What you will do:
In the data below, find every line that has the string "override", and copy it.

Saved data entries:

-- start --

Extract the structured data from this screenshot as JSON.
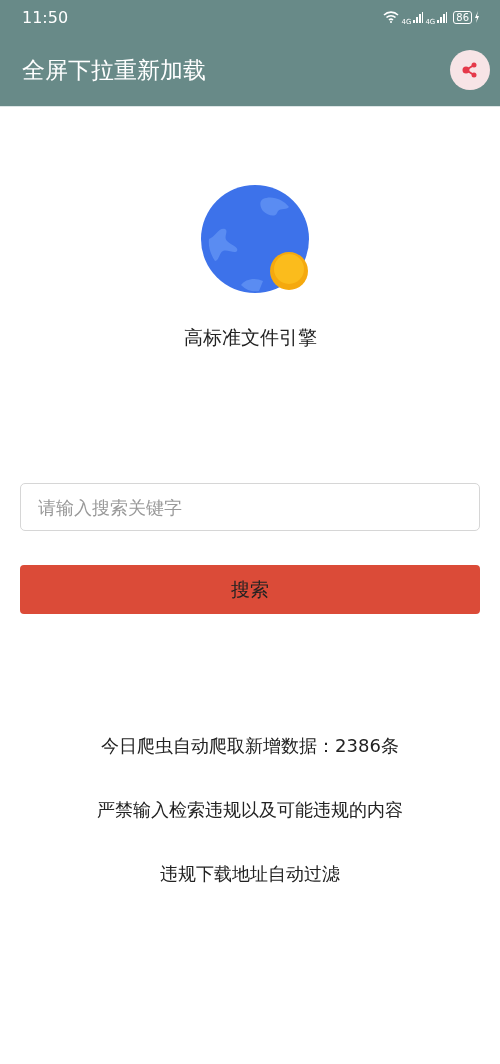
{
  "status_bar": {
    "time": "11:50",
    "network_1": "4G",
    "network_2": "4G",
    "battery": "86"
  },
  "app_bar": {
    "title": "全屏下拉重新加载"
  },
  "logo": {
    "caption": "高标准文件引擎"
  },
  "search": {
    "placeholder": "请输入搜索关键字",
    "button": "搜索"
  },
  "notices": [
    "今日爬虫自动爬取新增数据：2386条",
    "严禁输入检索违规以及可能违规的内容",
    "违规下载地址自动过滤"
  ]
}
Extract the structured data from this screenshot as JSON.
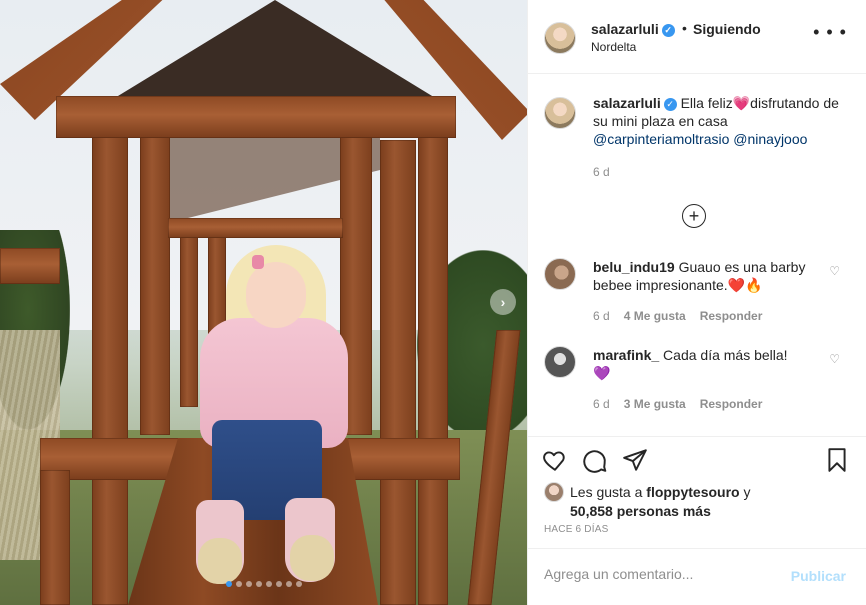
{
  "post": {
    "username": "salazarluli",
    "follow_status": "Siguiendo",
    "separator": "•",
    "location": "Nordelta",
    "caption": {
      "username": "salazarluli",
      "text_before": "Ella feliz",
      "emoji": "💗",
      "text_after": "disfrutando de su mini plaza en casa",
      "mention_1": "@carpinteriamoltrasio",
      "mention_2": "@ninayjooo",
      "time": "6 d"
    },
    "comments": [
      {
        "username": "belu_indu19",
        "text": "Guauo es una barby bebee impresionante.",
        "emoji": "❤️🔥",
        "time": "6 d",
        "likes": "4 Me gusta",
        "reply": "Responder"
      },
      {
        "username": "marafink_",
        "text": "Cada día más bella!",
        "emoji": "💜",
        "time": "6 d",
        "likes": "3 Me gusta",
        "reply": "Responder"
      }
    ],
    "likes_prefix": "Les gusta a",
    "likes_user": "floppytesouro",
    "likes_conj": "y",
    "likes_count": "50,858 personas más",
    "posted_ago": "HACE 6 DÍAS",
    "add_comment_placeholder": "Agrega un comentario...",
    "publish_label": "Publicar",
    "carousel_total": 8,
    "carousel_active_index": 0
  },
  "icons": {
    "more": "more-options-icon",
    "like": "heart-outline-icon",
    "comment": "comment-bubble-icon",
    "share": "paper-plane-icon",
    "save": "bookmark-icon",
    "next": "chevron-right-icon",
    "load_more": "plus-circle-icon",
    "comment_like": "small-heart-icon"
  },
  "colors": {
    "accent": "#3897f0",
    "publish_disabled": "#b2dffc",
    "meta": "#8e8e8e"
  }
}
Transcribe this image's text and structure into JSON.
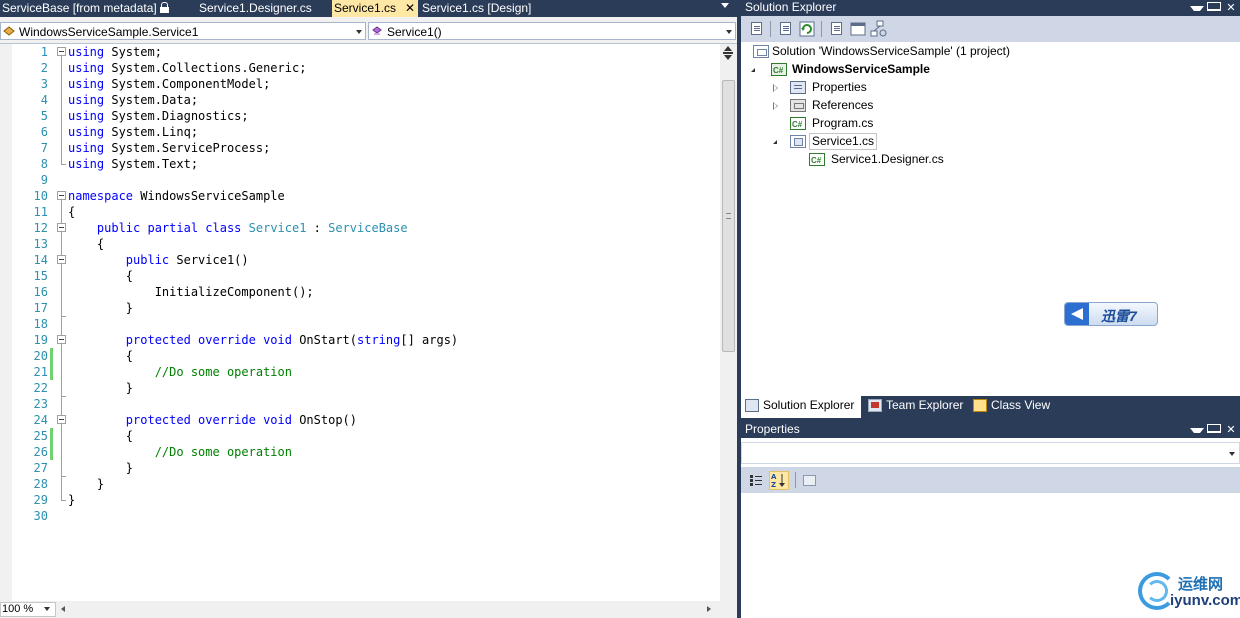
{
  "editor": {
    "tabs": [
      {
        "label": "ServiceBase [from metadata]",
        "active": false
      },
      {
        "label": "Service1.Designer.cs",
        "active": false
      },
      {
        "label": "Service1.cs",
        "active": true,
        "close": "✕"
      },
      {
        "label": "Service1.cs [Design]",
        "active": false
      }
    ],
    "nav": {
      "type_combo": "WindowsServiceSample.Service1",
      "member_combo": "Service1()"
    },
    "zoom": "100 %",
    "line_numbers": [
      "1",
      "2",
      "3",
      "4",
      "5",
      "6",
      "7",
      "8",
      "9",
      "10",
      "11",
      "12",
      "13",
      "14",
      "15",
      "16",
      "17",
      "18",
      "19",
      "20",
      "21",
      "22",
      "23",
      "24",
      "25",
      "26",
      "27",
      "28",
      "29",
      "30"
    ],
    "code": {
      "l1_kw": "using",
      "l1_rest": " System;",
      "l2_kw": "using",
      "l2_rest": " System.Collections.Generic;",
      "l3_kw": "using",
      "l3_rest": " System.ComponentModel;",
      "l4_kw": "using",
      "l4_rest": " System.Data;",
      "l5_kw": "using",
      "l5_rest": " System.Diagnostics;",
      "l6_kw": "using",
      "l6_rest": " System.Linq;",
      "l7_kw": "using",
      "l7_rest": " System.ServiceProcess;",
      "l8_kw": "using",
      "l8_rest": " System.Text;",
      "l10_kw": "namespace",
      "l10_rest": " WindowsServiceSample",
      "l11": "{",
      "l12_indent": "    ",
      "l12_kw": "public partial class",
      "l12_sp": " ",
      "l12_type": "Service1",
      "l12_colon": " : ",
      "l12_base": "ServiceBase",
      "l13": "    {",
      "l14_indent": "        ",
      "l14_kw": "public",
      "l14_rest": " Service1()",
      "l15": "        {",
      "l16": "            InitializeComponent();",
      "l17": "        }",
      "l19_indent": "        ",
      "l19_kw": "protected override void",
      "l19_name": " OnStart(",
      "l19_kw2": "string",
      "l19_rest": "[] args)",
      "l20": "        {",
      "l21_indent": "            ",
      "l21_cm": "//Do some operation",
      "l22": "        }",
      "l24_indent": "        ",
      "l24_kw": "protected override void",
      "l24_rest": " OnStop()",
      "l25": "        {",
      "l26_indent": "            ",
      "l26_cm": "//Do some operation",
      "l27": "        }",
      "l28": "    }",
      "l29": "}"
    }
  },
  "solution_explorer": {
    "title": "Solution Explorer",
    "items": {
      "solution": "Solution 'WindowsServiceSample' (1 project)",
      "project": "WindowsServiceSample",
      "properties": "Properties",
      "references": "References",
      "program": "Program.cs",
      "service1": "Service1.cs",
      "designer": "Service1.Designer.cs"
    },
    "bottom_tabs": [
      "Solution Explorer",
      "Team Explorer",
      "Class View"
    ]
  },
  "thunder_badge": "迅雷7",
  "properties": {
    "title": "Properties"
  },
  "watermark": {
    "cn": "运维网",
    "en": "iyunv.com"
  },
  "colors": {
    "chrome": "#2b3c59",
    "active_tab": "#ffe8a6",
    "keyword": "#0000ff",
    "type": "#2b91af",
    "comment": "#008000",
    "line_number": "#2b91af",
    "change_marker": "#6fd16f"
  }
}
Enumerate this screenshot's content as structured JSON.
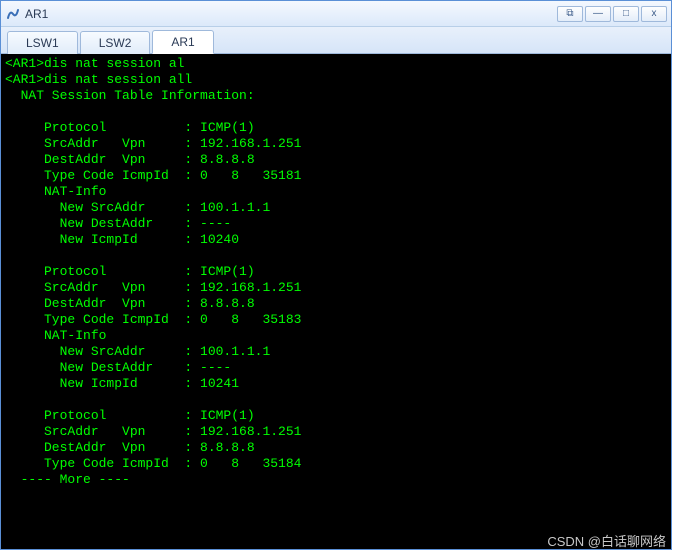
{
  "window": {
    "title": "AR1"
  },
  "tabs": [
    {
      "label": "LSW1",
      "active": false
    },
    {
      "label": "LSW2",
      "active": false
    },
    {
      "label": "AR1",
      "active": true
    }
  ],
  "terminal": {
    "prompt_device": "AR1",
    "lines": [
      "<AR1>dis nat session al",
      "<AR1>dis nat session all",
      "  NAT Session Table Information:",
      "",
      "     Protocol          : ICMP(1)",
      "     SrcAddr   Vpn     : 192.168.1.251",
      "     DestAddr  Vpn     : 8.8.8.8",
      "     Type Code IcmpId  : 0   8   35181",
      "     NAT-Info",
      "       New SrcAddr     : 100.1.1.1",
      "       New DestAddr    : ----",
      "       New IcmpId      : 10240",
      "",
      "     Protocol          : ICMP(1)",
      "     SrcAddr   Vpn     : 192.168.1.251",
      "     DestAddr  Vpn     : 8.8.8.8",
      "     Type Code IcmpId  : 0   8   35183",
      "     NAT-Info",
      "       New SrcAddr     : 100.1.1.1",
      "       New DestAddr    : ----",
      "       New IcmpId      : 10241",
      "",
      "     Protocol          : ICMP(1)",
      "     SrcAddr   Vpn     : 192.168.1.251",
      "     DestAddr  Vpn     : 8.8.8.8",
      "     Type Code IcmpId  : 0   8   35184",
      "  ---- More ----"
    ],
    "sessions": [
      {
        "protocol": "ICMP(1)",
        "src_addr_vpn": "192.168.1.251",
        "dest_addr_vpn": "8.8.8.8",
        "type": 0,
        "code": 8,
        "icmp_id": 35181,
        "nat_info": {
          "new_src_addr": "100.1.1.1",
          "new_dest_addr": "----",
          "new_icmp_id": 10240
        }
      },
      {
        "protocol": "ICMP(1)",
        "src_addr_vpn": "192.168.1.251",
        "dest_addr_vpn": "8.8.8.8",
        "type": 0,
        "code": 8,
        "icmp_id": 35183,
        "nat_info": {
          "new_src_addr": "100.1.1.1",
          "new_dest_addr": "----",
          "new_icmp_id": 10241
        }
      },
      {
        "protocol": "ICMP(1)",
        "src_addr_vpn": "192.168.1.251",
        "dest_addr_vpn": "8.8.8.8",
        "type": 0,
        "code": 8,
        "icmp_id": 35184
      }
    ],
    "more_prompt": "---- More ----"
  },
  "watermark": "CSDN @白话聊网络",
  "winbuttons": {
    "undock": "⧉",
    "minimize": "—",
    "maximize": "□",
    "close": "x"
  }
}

-- end --

Solution for this exercise:
      "l19_kw": "protected override void",
      "l24_kw": "protected override void",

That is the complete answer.